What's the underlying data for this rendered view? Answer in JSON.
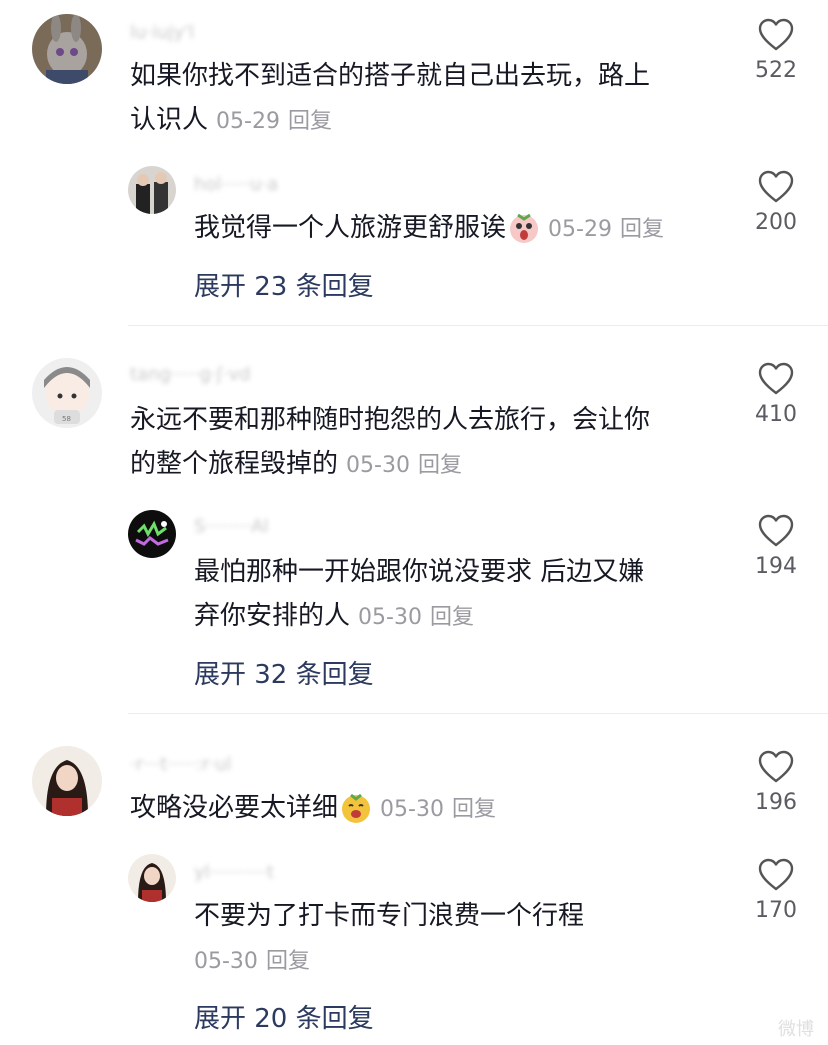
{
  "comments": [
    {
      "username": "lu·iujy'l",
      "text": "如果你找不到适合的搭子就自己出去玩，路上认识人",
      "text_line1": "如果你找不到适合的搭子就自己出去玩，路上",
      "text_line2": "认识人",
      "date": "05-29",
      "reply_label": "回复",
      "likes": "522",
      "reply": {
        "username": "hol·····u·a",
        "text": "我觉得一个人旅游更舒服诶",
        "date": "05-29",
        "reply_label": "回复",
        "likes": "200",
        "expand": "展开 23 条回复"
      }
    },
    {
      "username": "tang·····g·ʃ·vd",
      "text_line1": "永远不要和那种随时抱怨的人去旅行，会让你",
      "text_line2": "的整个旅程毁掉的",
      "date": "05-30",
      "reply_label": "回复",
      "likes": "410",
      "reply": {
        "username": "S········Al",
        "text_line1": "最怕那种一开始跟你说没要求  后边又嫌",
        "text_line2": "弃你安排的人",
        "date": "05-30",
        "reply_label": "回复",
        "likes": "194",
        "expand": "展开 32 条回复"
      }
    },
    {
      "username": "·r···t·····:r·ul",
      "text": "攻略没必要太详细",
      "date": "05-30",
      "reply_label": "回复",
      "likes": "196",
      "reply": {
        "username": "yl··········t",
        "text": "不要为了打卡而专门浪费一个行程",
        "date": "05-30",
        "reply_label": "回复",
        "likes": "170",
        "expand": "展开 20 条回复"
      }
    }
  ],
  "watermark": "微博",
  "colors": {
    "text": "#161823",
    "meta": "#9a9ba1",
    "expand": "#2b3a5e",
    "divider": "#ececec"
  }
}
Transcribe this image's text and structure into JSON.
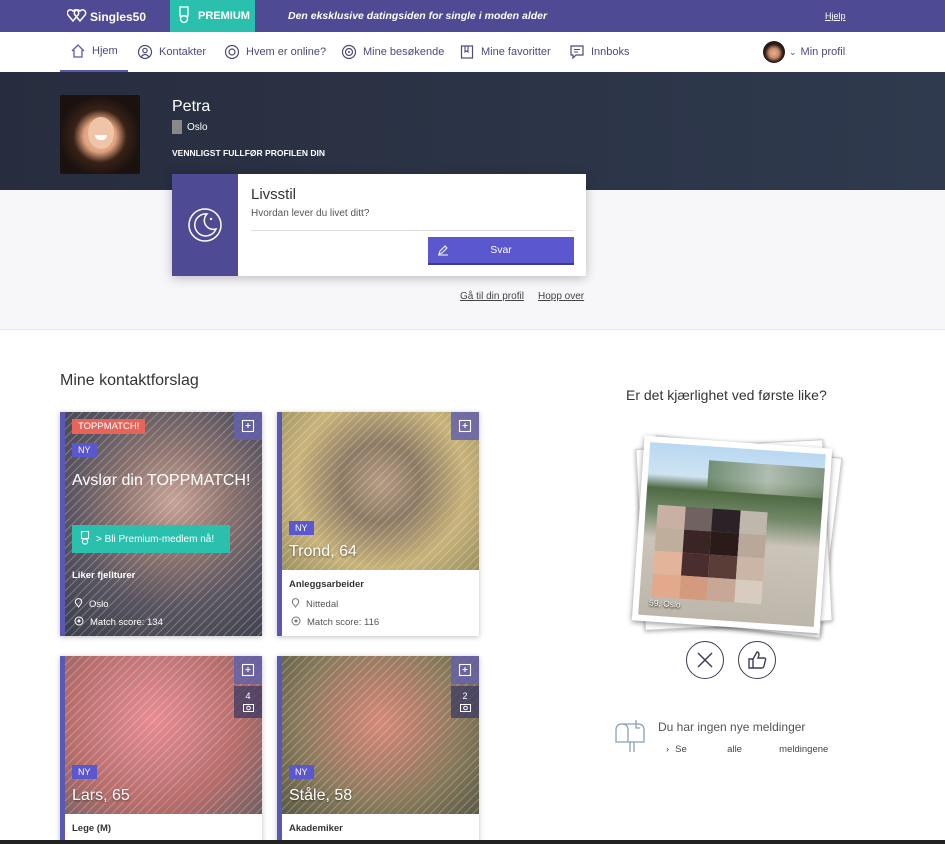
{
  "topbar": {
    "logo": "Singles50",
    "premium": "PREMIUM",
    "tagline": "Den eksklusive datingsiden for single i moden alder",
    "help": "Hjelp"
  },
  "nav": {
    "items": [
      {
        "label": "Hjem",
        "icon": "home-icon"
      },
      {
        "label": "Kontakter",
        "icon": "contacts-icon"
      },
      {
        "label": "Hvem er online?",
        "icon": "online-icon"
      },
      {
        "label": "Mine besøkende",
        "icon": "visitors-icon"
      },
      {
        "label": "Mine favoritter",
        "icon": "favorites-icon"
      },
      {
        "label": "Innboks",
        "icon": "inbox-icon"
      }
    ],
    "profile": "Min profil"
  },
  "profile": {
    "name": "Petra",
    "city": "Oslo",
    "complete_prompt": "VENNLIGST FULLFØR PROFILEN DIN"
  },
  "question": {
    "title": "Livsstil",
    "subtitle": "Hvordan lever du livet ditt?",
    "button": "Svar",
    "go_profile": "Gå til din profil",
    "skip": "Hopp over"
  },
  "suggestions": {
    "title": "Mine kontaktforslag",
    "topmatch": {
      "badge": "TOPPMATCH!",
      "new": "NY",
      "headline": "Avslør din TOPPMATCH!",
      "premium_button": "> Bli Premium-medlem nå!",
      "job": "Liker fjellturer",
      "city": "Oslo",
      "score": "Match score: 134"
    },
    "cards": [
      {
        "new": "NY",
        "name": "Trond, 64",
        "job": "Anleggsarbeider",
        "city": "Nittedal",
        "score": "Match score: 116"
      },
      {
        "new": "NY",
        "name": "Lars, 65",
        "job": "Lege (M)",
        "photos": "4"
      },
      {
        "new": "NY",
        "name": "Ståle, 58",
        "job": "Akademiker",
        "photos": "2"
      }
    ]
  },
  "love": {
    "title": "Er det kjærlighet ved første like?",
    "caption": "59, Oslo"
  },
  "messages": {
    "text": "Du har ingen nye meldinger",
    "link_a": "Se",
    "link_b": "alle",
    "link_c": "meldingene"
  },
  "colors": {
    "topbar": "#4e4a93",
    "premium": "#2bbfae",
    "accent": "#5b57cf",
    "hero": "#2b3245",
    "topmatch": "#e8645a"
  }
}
_____
» **Do this**: Pull out each line of the entries that contains "likes".

» **Response**:
      "likes": "522",
        "likes": "200",
      "likes": "410",
        "likes": "194",
      "likes": "196",
        "likes": "170",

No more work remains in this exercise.